The exercise>
Restate the records that follow word for word; no pictures should appear.

Recorded data>
========

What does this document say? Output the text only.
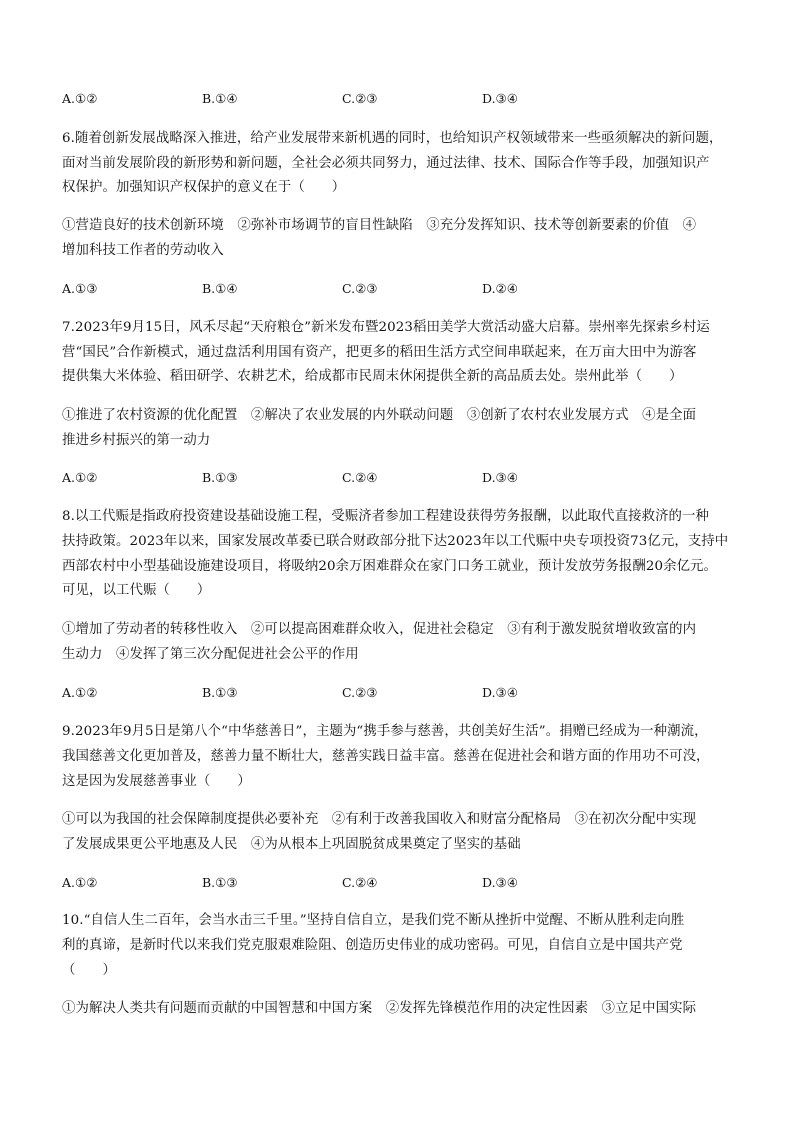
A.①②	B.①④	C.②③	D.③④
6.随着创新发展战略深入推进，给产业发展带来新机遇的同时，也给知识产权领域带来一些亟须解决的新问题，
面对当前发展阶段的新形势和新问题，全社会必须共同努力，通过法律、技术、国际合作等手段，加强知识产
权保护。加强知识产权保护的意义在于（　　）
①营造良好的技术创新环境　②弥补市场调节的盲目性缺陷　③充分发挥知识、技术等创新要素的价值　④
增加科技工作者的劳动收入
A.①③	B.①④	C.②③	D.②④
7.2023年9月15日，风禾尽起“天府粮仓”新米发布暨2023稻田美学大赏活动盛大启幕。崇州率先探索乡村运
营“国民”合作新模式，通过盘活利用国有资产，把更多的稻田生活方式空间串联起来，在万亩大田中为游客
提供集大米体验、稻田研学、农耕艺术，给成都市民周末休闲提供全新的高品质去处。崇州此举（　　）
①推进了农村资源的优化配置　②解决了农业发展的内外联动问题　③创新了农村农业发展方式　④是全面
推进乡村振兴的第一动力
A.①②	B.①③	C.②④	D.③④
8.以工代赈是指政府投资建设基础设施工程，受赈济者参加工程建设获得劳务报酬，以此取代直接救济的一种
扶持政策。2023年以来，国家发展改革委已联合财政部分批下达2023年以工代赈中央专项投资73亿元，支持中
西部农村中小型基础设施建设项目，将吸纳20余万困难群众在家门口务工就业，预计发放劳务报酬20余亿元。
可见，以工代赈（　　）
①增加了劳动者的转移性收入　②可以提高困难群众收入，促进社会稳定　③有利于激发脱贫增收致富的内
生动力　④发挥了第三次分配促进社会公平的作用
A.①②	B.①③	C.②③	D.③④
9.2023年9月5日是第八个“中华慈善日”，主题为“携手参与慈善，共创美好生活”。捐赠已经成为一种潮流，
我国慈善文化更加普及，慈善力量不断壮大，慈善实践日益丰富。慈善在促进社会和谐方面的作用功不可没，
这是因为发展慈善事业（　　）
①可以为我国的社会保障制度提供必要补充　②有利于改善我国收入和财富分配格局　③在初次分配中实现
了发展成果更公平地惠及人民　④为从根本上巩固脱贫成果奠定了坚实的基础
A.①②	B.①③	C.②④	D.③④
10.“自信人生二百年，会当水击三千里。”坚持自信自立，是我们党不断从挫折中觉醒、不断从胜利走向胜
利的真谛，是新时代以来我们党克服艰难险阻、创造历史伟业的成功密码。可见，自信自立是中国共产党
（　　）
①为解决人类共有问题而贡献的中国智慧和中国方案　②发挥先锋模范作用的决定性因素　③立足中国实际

========

Result of the task>
What does this document say? Output the text only.
A.①②	B.①④	C.②③	D.③④
6.随着创新发展战略深入推进，给产业发展带来新机遇的同时，也给知识产权领域带来一些亟须解决的新问题，
面对当前发展阶段的新形势和新问题，全社会必须共同努力，通过法律、技术、国际合作等手段，加强知识产
权保护。加强知识产权保护的意义在于（　　）
①营造良好的技术创新环境　②弥补市场调节的盲目性缺陷　③充分发挥知识、技术等创新要素的价值　④
增加科技工作者的劳动收入
A.①③	B.①④	C.②③	D.②④
7.2023年9月15日，风禾尽起“天府粮仓”新米发布暨2023稻田美学大赏活动盛大启幕。崇州率先探索乡村运
营“国民”合作新模式，通过盘活利用国有资产，把更多的稻田生活方式空间串联起来，在万亩大田中为游客
提供集大米体验、稻田研学、农耕艺术，给成都市民周末休闲提供全新的高品质去处。崇州此举（　　）
①推进了农村资源的优化配置　②解决了农业发展的内外联动问题　③创新了农村农业发展方式　④是全面
推进乡村振兴的第一动力
A.①②	B.①③	C.②④	D.③④
8.以工代赈是指政府投资建设基础设施工程，受赈济者参加工程建设获得劳务报酬，以此取代直接救济的一种
扶持政策。2023年以来，国家发展改革委已联合财政部分批下达2023年以工代赈中央专项投资73亿元，支持中
西部农村中小型基础设施建设项目，将吸纳20余万困难群众在家门口务工就业，预计发放劳务报酬20余亿元。
可见，以工代赈（　　）
①增加了劳动者的转移性收入　②可以提高困难群众收入，促进社会稳定　③有利于激发脱贫增收致富的内
生动力　④发挥了第三次分配促进社会公平的作用
A.①②	B.①③	C.②③	D.③④
9.2023年9月5日是第八个“中华慈善日”，主题为“携手参与慈善，共创美好生活”。捐赠已经成为一种潮流，
我国慈善文化更加普及，慈善力量不断壮大，慈善实践日益丰富。慈善在促进社会和谐方面的作用功不可没，
这是因为发展慈善事业（　　）
①可以为我国的社会保障制度提供必要补充　②有利于改善我国收入和财富分配格局　③在初次分配中实现
了发展成果更公平地惠及人民　④为从根本上巩固脱贫成果奠定了坚实的基础
A.①②	B.①③	C.②④	D.③④
10.“自信人生二百年，会当水击三千里。”坚持自信自立，是我们党不断从挫折中觉醒、不断从胜利走向胜
利的真谛，是新时代以来我们党克服艰难险阻、创造历史伟业的成功密码。可见，自信自立是中国共产党
（　　）
①为解决人类共有问题而贡献的中国智慧和中国方案　②发挥先锋模范作用的决定性因素　③立足中国实际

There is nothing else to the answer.